### Problem
Report, as a bare number, how many lines contain the string "SHOREHAM".

═══ Task material ═══

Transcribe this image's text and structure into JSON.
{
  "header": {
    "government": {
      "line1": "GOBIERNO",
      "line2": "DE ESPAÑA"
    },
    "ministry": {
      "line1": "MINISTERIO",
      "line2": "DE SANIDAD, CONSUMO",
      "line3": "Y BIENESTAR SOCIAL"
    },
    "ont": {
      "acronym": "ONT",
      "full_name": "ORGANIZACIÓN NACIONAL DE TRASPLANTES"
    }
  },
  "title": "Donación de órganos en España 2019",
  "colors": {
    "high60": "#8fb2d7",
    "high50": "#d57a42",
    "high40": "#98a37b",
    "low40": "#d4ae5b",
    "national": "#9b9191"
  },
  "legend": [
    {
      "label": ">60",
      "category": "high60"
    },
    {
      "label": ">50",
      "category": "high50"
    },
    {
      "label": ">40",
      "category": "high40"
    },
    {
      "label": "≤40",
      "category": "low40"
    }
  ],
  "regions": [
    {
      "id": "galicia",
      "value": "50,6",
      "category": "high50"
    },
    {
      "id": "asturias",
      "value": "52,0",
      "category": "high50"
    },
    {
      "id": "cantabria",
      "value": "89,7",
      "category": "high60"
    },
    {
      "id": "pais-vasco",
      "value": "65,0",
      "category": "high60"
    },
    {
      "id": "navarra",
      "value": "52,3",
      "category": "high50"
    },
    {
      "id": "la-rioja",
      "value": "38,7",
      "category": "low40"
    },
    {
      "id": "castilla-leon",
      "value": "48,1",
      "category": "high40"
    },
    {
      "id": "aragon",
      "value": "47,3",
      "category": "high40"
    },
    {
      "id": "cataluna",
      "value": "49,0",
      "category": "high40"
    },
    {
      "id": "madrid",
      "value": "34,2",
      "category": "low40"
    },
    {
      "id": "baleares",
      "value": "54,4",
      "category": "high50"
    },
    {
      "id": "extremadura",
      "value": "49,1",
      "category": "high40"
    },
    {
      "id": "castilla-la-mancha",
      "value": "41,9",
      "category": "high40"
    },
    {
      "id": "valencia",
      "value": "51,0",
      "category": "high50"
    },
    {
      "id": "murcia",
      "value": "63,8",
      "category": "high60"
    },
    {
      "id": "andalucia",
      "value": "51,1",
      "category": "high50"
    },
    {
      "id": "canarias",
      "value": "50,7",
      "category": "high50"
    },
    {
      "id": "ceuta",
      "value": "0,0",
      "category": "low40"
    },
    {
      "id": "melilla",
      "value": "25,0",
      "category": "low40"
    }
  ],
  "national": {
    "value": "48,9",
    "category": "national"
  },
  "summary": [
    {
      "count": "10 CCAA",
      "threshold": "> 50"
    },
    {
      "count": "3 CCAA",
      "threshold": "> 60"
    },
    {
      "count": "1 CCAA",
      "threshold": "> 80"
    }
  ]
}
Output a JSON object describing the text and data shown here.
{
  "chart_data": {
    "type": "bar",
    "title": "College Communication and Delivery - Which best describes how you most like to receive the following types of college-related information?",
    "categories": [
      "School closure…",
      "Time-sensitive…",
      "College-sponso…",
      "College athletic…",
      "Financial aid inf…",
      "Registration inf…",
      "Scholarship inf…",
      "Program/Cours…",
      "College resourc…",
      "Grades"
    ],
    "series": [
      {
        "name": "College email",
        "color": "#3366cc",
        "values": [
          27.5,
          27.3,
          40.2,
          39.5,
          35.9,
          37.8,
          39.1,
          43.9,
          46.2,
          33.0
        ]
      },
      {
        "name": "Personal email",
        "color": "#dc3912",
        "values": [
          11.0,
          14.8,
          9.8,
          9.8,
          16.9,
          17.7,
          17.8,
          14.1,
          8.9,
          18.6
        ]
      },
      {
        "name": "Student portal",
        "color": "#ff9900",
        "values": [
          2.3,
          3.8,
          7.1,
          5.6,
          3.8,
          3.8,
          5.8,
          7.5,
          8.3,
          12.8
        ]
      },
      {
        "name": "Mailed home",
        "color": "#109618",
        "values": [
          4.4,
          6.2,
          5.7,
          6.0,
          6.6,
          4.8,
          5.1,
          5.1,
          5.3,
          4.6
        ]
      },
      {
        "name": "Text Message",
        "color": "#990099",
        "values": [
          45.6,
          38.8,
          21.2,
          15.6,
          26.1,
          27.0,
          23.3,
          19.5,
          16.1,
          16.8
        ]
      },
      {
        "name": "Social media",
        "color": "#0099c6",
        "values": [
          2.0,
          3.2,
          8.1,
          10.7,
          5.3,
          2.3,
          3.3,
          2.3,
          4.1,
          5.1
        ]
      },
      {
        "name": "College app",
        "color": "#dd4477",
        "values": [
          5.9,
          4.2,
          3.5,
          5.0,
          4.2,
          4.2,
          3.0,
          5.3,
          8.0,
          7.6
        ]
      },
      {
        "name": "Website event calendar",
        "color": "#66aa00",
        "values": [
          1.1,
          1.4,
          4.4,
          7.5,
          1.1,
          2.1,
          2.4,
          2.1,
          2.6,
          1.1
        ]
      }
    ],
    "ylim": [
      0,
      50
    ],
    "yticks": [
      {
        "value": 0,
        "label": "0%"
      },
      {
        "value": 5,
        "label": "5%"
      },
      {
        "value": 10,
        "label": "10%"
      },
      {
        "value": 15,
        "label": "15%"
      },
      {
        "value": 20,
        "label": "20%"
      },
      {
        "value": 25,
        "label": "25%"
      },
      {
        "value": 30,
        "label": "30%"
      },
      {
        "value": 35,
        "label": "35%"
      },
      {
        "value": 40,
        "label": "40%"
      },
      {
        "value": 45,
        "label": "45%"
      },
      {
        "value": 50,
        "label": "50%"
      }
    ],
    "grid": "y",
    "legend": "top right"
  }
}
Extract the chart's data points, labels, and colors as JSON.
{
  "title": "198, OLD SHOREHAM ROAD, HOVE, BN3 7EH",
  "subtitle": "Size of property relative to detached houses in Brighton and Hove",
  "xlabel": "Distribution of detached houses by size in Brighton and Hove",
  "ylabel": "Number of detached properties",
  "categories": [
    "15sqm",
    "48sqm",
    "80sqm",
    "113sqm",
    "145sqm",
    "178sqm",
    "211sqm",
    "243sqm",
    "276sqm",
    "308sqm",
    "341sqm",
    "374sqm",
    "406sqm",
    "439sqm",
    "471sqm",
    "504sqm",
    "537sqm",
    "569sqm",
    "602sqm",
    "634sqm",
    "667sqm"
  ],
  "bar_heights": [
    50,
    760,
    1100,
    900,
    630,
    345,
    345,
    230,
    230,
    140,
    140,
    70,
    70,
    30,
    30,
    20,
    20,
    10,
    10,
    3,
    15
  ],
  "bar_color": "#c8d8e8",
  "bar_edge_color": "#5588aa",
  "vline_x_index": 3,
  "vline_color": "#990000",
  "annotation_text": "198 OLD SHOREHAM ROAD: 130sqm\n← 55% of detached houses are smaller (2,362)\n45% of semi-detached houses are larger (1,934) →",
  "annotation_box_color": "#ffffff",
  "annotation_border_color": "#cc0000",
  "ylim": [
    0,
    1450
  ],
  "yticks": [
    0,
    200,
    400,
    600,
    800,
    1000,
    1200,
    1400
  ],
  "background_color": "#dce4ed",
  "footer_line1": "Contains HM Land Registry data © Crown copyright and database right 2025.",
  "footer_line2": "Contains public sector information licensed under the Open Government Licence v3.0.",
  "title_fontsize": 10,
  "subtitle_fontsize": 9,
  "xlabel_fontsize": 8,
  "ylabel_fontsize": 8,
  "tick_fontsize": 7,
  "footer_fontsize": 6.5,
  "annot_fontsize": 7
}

═══

### Output of the task
2